** begin DATA SHOWN **
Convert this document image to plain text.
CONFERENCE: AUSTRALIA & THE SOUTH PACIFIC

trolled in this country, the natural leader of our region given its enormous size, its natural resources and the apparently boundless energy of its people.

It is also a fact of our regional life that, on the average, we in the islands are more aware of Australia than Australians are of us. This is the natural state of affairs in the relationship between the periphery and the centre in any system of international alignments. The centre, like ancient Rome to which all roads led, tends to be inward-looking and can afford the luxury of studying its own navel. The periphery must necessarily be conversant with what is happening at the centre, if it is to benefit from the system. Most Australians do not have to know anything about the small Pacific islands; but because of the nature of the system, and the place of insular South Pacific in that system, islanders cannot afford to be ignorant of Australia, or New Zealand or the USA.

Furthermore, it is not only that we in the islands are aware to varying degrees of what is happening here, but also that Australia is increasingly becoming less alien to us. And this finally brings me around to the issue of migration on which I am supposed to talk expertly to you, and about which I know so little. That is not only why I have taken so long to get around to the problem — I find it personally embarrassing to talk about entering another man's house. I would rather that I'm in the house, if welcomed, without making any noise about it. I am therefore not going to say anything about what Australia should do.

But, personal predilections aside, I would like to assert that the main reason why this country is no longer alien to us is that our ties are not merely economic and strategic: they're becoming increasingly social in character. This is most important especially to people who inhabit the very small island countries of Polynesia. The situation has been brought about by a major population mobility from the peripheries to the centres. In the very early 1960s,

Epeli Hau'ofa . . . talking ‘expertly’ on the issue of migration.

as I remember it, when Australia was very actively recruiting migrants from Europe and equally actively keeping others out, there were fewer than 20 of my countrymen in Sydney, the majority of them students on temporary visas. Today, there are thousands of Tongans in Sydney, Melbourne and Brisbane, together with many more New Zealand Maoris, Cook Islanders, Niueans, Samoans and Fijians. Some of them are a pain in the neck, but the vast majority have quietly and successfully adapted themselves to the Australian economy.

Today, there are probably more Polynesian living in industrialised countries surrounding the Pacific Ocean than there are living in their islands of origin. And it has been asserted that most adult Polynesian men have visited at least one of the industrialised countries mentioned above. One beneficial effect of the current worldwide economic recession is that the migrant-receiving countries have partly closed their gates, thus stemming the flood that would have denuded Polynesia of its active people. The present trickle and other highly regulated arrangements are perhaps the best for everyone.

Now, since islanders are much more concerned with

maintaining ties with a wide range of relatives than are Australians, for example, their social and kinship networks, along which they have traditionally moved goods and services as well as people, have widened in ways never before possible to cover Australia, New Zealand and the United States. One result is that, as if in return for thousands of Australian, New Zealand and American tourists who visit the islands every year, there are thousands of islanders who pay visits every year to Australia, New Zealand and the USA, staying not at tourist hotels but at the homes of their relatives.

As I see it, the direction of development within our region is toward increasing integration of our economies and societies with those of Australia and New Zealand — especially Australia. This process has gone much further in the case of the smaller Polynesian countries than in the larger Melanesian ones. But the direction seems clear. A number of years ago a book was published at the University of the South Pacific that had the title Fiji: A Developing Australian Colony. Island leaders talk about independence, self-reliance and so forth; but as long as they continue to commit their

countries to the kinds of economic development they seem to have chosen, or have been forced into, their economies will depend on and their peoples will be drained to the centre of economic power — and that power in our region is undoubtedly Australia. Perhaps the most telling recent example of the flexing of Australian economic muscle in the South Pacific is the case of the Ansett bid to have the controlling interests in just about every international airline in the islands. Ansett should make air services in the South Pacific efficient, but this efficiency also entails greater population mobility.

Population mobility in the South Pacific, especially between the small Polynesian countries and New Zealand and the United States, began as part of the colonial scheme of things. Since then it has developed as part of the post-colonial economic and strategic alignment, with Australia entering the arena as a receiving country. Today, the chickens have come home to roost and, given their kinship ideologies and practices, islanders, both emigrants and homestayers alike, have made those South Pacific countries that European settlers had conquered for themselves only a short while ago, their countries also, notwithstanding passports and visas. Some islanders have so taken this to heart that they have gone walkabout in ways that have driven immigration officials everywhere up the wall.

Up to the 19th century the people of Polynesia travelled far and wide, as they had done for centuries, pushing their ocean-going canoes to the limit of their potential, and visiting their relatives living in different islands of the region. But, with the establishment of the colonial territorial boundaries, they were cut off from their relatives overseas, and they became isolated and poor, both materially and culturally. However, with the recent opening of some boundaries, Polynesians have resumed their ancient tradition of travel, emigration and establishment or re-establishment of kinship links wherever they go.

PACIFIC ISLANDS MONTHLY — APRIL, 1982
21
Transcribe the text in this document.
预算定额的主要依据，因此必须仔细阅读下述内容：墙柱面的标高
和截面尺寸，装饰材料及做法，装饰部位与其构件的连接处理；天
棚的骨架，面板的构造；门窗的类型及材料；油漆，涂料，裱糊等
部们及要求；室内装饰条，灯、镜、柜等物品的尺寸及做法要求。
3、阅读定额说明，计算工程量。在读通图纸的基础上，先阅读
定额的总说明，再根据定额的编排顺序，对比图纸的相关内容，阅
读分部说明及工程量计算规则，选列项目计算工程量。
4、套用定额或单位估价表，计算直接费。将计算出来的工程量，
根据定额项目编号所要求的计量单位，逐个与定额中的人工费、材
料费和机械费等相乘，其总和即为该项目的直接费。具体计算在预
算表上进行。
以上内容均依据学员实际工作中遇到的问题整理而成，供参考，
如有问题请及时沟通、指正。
** end DATA SHOWN **
> _WHAT YOU HAVE TO DO_
Print every entry exactly as written.

> _TASK ANSWER_
Convert this document image to plain text.
CONFERENCE: AUSTRALIA & THE SOUTH PACIFIC

trolled in this country, the natural leader of our region given its enormous size, its natural resources and the apparently boundless energy of its people.

It is also a fact of our regional life that, on the average, we in the islands are more aware of Australia than Australians are of us. This is the natural state of affairs in the relationship between the periphery and the centre in any system of international alignments. The centre, like ancient Rome to which all roads led, tends to be inward-looking and can afford the luxury of studying its own navel. The periphery must necessarily be conversant with what is happening at the centre, if it is to benefit from the system. Most Australians do not have to know anything about the small Pacific islands; but because of the nature of the system, and the place of insular South Pacific in that system, islanders cannot afford to be ignorant of Australia, or New Zealand or the USA.

Furthermore, it is not only that we in the islands are aware to varying degrees of what is happening here, but also that Australia is increasingly becoming less alien to us. And this finally brings me around to the issue of migration on which I am supposed to talk expertly to you, and about which I know so little. That is not only why I have taken so long to get around to the problem — I find it personally embarrassing to talk about entering another man's house. I would rather that I'm in the house, if welcomed, without making any noise about it. I am therefore not going to say anything about what Australia should do.

But, personal predilections aside, I would like to assert that the main reason why this country is no longer alien to us is that our ties are not merely economic and strategic: they're becoming increasingly social in character. This is most important especially to people who inhabit the very small island countries of Polynesia. The situation has been brought about by a major population mobility from the peripheries to the centres. In the very early 1960s,

Epeli Hau'ofa . . . talking ‘expertly’ on the issue of migration.

as I remember it, when Australia was very actively recruiting migrants from Europe and equally actively keeping others out, there were fewer than 20 of my countrymen in Sydney, the majority of them students on temporary visas. Today, there are thousands of Tongans in Sydney, Melbourne and Brisbane, together with many more New Zealand Maoris, Cook Islanders, Niueans, Samoans and Fijians. Some of them are a pain in the neck, but the vast majority have quietly and successfully adapted themselves to the Australian economy.

Today, there are probably more Polynesian living in industrialised countries surrounding the Pacific Ocean than there are living in their islands of origin. And it has been asserted that most adult Polynesian men have visited at least one of the industrialised countries mentioned above. One beneficial effect of the current worldwide economic recession is that the migrant-receiving countries have partly closed their gates, thus stemming the flood that would have denuded Polynesia of its active people. The present trickle and other highly regulated arrangements are perhaps the best for everyone.

Now, since islanders are much more concerned with

maintaining ties with a wide range of relatives than are Australians, for example, their social and kinship networks, along which they have traditionally moved goods and services as well as people, have widened in ways never before possible to cover Australia, New Zealand and the United States. One result is that, as if in return for thousands of Australian, New Zealand and American tourists who visit the islands every year, there are thousands of islanders who pay visits every year to Australia, New Zealand and the USA, staying not at tourist hotels but at the homes of their relatives.

As I see it, the direction of development within our region is toward increasing integration of our economies and societies with those of Australia and New Zealand — especially Australia. This process has gone much further in the case of the smaller Polynesian countries than in the larger Melanesian ones. But the direction seems clear. A number of years ago a book was published at the University of the South Pacific that had the title Fiji: A Developing Australian Colony. Island leaders talk about independence, self-reliance and so forth; but as long as they continue to commit their

countries to the kinds of economic development they seem to have chosen, or have been forced into, their economies will depend on and their peoples will be drained to the centre of economic power — and that power in our region is undoubtedly Australia. Perhaps the most telling recent example of the flexing of Australian economic muscle in the South Pacific is the case of the Ansett bid to have the controlling interests in just about every international airline in the islands. Ansett should make air services in the South Pacific efficient, but this efficiency also entails greater population mobility.

Population mobility in the South Pacific, especially between the small Polynesian countries and New Zealand and the United States, began as part of the colonial scheme of things. Since then it has developed as part of the post-colonial economic and strategic alignment, with Australia entering the arena as a receiving country. Today, the chickens have come home to roost and, given their kinship ideologies and practices, islanders, both emigrants and homestayers alike, have made those South Pacific countries that European settlers had conquered for themselves only a short while ago, their countries also, notwithstanding passports and visas. Some islanders have so taken this to heart that they have gone walkabout in ways that have driven immigration officials everywhere up the wall.

Up to the 19th century the people of Polynesia travelled far and wide, as they had done for centuries, pushing their ocean-going canoes to the limit of their potential, and visiting their relatives living in different islands of the region. But, with the establishment of the colonial territorial boundaries, they were cut off from their relatives overseas, and they became isolated and poor, both materially and culturally. However, with the recent opening of some boundaries, Polynesians have resumed their ancient tradition of travel, emigration and establishment or re-establishment of kinship links wherever they go.

PACIFIC ISLANDS MONTHLY — APRIL, 1982
21
Transcribe the text in this document.
预算定额的主要依据，因此必须仔细阅读下述内容：墙柱面的标高
和截面尺寸，装饰材料及做法，装饰部位与其构件的连接处理；天
棚的骨架，面板的构造；门窗的类型及材料；油漆，涂料，裱糊等
部们及要求；室内装饰条，灯、镜、柜等物品的尺寸及做法要求。
3、阅读定额说明，计算工程量。在读通图纸的基础上，先阅读
定额的总说明，再根据定额的编排顺序，对比图纸的相关内容，阅
读分部说明及工程量计算规则，选列项目计算工程量。
4、套用定额或单位估价表，计算直接费。将计算出来的工程量，
根据定额项目编号所要求的计量单位，逐个与定额中的人工费、材
料费和机械费等相乘，其总和即为该项目的直接费。具体计算在预
算表上进行。
以上内容均依据学员实际工作中遇到的问题整理而成，供参考，
如有问题请及时沟通、指正。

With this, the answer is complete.